* Start *
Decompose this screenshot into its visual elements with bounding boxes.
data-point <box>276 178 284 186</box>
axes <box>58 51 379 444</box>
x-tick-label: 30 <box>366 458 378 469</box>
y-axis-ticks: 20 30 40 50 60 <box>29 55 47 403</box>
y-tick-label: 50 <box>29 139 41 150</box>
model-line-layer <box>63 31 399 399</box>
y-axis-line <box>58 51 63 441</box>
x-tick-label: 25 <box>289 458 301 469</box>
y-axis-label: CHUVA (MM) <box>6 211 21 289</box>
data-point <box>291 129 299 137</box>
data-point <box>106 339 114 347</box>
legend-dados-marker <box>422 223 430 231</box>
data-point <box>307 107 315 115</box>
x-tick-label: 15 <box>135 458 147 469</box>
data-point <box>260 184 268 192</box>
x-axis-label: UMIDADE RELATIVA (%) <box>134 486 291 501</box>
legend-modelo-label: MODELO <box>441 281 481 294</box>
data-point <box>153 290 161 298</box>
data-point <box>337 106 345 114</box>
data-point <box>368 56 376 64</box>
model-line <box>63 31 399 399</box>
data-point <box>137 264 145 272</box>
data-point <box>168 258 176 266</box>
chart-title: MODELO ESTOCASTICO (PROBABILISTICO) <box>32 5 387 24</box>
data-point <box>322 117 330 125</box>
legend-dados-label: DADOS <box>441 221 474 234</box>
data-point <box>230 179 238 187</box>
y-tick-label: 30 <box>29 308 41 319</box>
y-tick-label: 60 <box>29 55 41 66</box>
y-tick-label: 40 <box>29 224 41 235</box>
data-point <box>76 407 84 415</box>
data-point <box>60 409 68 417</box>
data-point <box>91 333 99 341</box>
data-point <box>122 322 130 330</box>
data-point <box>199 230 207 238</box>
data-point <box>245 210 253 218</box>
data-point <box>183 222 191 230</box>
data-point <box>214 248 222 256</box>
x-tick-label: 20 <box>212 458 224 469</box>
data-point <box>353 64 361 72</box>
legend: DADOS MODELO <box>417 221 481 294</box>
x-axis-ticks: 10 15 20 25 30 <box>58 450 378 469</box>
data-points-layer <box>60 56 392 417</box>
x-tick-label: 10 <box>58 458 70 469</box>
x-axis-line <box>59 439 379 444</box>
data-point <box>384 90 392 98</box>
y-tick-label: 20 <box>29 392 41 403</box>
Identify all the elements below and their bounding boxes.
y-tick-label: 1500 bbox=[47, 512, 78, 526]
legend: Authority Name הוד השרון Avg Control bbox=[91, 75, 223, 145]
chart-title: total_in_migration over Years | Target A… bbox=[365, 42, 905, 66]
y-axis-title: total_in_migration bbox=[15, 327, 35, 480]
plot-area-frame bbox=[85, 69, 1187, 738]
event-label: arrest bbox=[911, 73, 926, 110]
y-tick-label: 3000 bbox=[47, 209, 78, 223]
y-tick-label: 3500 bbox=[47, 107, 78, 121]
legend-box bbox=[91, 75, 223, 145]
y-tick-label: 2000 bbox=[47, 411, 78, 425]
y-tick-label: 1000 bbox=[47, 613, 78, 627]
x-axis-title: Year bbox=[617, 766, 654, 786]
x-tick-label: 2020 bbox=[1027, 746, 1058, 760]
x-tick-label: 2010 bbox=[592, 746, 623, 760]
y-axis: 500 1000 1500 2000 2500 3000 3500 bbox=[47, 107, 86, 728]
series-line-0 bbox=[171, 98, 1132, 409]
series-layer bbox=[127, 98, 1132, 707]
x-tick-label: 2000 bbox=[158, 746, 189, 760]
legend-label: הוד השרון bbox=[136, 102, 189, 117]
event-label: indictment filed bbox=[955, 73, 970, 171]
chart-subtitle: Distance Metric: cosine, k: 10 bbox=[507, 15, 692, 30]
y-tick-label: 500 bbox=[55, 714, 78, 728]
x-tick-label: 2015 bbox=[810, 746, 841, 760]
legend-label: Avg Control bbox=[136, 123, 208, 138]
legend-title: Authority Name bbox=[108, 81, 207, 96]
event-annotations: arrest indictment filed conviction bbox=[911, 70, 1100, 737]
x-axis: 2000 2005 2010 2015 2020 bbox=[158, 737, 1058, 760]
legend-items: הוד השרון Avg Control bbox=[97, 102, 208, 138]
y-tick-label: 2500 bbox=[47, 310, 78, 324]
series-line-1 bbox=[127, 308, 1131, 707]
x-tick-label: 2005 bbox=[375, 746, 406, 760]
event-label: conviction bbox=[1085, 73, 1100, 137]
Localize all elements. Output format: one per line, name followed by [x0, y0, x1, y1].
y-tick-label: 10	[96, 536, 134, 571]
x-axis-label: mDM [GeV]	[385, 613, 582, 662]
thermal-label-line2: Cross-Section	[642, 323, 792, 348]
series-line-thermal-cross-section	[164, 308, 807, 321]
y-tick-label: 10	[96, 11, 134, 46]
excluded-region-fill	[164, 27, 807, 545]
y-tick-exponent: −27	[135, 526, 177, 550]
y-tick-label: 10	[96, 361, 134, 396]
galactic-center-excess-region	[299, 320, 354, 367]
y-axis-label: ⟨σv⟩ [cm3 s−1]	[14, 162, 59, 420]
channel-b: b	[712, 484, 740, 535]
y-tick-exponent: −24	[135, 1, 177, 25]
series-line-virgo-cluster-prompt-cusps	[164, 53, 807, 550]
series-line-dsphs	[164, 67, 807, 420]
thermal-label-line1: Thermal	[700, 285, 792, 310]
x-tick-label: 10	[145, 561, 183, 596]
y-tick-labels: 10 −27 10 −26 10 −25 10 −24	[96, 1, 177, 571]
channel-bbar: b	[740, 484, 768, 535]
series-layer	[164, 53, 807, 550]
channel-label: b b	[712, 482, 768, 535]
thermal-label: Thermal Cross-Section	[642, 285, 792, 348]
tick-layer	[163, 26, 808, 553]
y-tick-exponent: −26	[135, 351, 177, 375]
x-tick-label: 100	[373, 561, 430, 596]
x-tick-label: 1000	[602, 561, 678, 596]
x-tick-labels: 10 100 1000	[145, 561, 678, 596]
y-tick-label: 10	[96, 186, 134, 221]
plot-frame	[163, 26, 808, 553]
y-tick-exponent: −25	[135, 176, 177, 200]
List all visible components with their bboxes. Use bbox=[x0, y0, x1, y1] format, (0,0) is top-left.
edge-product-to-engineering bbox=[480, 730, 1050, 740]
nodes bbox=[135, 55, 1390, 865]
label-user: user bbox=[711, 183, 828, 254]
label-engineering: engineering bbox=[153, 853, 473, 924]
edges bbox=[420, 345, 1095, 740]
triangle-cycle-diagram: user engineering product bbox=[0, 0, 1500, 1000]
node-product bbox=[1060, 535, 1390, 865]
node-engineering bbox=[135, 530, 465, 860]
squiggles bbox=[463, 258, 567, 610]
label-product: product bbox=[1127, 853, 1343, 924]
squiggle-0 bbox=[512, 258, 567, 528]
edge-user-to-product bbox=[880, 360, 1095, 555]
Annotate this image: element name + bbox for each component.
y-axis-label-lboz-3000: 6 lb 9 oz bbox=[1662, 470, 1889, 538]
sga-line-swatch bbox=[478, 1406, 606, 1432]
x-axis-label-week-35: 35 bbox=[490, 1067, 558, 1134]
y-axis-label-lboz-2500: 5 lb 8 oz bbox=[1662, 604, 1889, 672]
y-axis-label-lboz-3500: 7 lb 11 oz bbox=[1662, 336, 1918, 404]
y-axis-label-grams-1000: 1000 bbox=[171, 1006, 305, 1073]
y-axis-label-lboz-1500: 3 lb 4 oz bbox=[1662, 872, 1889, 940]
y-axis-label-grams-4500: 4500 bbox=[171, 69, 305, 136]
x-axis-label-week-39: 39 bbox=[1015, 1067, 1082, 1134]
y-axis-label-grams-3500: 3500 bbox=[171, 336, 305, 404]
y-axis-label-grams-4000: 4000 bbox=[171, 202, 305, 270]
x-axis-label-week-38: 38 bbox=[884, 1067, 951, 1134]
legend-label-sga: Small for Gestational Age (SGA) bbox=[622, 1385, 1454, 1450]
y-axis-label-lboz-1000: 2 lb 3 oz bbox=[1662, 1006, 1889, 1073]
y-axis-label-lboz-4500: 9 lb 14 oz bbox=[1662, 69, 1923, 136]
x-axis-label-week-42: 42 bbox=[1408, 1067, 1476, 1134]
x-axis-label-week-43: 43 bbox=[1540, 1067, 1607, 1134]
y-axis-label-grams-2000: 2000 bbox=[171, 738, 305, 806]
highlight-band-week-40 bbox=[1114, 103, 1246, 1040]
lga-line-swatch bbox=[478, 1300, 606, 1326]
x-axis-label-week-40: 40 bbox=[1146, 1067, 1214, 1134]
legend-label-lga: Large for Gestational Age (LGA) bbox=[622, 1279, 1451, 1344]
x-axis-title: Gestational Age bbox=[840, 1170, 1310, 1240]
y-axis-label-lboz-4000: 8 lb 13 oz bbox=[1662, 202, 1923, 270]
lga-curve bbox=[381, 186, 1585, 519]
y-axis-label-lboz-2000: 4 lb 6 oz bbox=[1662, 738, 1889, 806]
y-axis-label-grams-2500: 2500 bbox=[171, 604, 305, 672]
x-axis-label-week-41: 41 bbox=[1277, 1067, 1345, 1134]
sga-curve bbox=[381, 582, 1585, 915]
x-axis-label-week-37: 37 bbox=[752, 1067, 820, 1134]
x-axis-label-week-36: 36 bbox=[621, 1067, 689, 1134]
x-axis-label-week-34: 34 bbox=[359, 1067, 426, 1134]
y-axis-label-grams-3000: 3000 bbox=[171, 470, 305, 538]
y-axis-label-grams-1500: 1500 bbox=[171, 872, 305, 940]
* End *
Locate every line in the data above that contains the string "bounding" and copy each of those lines in full.

[EXPECTED ANSWER]
Decompose this screenshot into its visual elements with bounding boxes.
Identify all the elements below and their bounding boxes.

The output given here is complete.